--- begin SOURCE DATA ---

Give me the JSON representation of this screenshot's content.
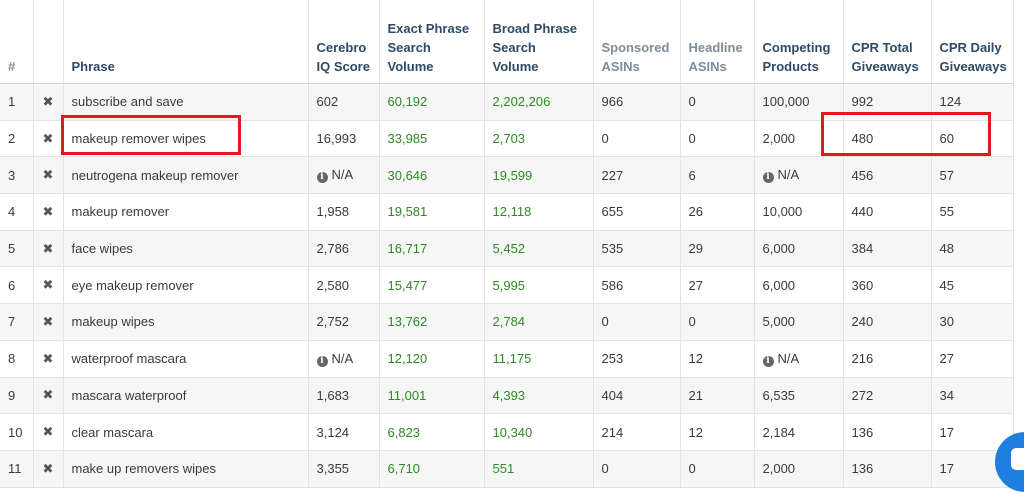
{
  "headers": {
    "num": "#",
    "x": "",
    "phrase": "Phrase",
    "iq": "Cerebro IQ Score",
    "exact": "Exact Phrase Search Volume",
    "broad": "Broad Phrase Search Volume",
    "sponsored": "Sponsored ASINs",
    "headline": "Headline ASINs",
    "competing": "Competing Products",
    "cpr_total": "CPR Total Giveaways",
    "cpr_daily": "CPR Daily Giveaways"
  },
  "na_text": "N/A",
  "rows": [
    {
      "num": "1",
      "phrase": "subscribe and save",
      "iq": "602",
      "exact": "60,192",
      "broad": "2,202,206",
      "sponsored": "966",
      "headline": "0",
      "competing": "100,000",
      "cpr_total": "992",
      "cpr_daily": "124"
    },
    {
      "num": "2",
      "phrase": "makeup remover wipes",
      "iq": "16,993",
      "exact": "33,985",
      "broad": "2,703",
      "sponsored": "0",
      "headline": "0",
      "competing": "2,000",
      "cpr_total": "480",
      "cpr_daily": "60"
    },
    {
      "num": "3",
      "phrase": "neutrogena makeup remover",
      "iq": "N/A",
      "exact": "30,646",
      "broad": "19,599",
      "sponsored": "227",
      "headline": "6",
      "competing": "N/A",
      "cpr_total": "456",
      "cpr_daily": "57"
    },
    {
      "num": "4",
      "phrase": "makeup remover",
      "iq": "1,958",
      "exact": "19,581",
      "broad": "12,118",
      "sponsored": "655",
      "headline": "26",
      "competing": "10,000",
      "cpr_total": "440",
      "cpr_daily": "55"
    },
    {
      "num": "5",
      "phrase": "face wipes",
      "iq": "2,786",
      "exact": "16,717",
      "broad": "5,452",
      "sponsored": "535",
      "headline": "29",
      "competing": "6,000",
      "cpr_total": "384",
      "cpr_daily": "48"
    },
    {
      "num": "6",
      "phrase": "eye makeup remover",
      "iq": "2,580",
      "exact": "15,477",
      "broad": "5,995",
      "sponsored": "586",
      "headline": "27",
      "competing": "6,000",
      "cpr_total": "360",
      "cpr_daily": "45"
    },
    {
      "num": "7",
      "phrase": "makeup wipes",
      "iq": "2,752",
      "exact": "13,762",
      "broad": "2,784",
      "sponsored": "0",
      "headline": "0",
      "competing": "5,000",
      "cpr_total": "240",
      "cpr_daily": "30"
    },
    {
      "num": "8",
      "phrase": "waterproof mascara",
      "iq": "N/A",
      "exact": "12,120",
      "broad": "11,175",
      "sponsored": "253",
      "headline": "12",
      "competing": "N/A",
      "cpr_total": "216",
      "cpr_daily": "27"
    },
    {
      "num": "9",
      "phrase": "mascara waterproof",
      "iq": "1,683",
      "exact": "11,001",
      "broad": "4,393",
      "sponsored": "404",
      "headline": "21",
      "competing": "6,535",
      "cpr_total": "272",
      "cpr_daily": "34"
    },
    {
      "num": "10",
      "phrase": "clear mascara",
      "iq": "3,124",
      "exact": "6,823",
      "broad": "10,340",
      "sponsored": "214",
      "headline": "12",
      "competing": "2,184",
      "cpr_total": "136",
      "cpr_daily": "17"
    },
    {
      "num": "11",
      "phrase": "make up removers wipes",
      "iq": "3,355",
      "exact": "6,710",
      "broad": "551",
      "sponsored": "0",
      "headline": "0",
      "competing": "2,000",
      "cpr_total": "136",
      "cpr_daily": "17"
    }
  ],
  "icons": {
    "delete": "close-icon",
    "info": "info-icon",
    "chat": "chat-icon"
  },
  "colors": {
    "header_text": "#2e4a66",
    "volume_green": "#2d8a24",
    "highlight_red": "#e01b1b",
    "chat_blue": "#1f7fe0"
  }
}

--- end SOURCE DATA ---

WHAT YOU NEED TO DO:
Omit every picture, and otherwise quote the entries exactly.

TASK OUTPUT:
Give me the JSON representation of this screenshot's content.
{
  "headers": {
    "num": "#",
    "x": "",
    "phrase": "Phrase",
    "iq": "Cerebro IQ Score",
    "exact": "Exact Phrase Search Volume",
    "broad": "Broad Phrase Search Volume",
    "sponsored": "Sponsored ASINs",
    "headline": "Headline ASINs",
    "competing": "Competing Products",
    "cpr_total": "CPR Total Giveaways",
    "cpr_daily": "CPR Daily Giveaways"
  },
  "na_text": "N/A",
  "rows": [
    {
      "num": "1",
      "phrase": "subscribe and save",
      "iq": "602",
      "exact": "60,192",
      "broad": "2,202,206",
      "sponsored": "966",
      "headline": "0",
      "competing": "100,000",
      "cpr_total": "992",
      "cpr_daily": "124"
    },
    {
      "num": "2",
      "phrase": "makeup remover wipes",
      "iq": "16,993",
      "exact": "33,985",
      "broad": "2,703",
      "sponsored": "0",
      "headline": "0",
      "competing": "2,000",
      "cpr_total": "480",
      "cpr_daily": "60"
    },
    {
      "num": "3",
      "phrase": "neutrogena makeup remover",
      "iq": "N/A",
      "exact": "30,646",
      "broad": "19,599",
      "sponsored": "227",
      "headline": "6",
      "competing": "N/A",
      "cpr_total": "456",
      "cpr_daily": "57"
    },
    {
      "num": "4",
      "phrase": "makeup remover",
      "iq": "1,958",
      "exact": "19,581",
      "broad": "12,118",
      "sponsored": "655",
      "headline": "26",
      "competing": "10,000",
      "cpr_total": "440",
      "cpr_daily": "55"
    },
    {
      "num": "5",
      "phrase": "face wipes",
      "iq": "2,786",
      "exact": "16,717",
      "broad": "5,452",
      "sponsored": "535",
      "headline": "29",
      "competing": "6,000",
      "cpr_total": "384",
      "cpr_daily": "48"
    },
    {
      "num": "6",
      "phrase": "eye makeup remover",
      "iq": "2,580",
      "exact": "15,477",
      "broad": "5,995",
      "sponsored": "586",
      "headline": "27",
      "competing": "6,000",
      "cpr_total": "360",
      "cpr_daily": "45"
    },
    {
      "num": "7",
      "phrase": "makeup wipes",
      "iq": "2,752",
      "exact": "13,762",
      "broad": "2,784",
      "sponsored": "0",
      "headline": "0",
      "competing": "5,000",
      "cpr_total": "240",
      "cpr_daily": "30"
    },
    {
      "num": "8",
      "phrase": "waterproof mascara",
      "iq": "N/A",
      "exact": "12,120",
      "broad": "11,175",
      "sponsored": "253",
      "headline": "12",
      "competing": "N/A",
      "cpr_total": "216",
      "cpr_daily": "27"
    },
    {
      "num": "9",
      "phrase": "mascara waterproof",
      "iq": "1,683",
      "exact": "11,001",
      "broad": "4,393",
      "sponsored": "404",
      "headline": "21",
      "competing": "6,535",
      "cpr_total": "272",
      "cpr_daily": "34"
    },
    {
      "num": "10",
      "phrase": "clear mascara",
      "iq": "3,124",
      "exact": "6,823",
      "broad": "10,340",
      "sponsored": "214",
      "headline": "12",
      "competing": "2,184",
      "cpr_total": "136",
      "cpr_daily": "17"
    },
    {
      "num": "11",
      "phrase": "make up removers wipes",
      "iq": "3,355",
      "exact": "6,710",
      "broad": "551",
      "sponsored": "0",
      "headline": "0",
      "competing": "2,000",
      "cpr_total": "136",
      "cpr_daily": "17"
    }
  ],
  "icons": {
    "delete": "close-icon",
    "info": "info-icon",
    "chat": "chat-icon"
  },
  "colors": {
    "header_text": "#2e4a66",
    "volume_green": "#2d8a24",
    "highlight_red": "#e01b1b",
    "chat_blue": "#1f7fe0"
  }
}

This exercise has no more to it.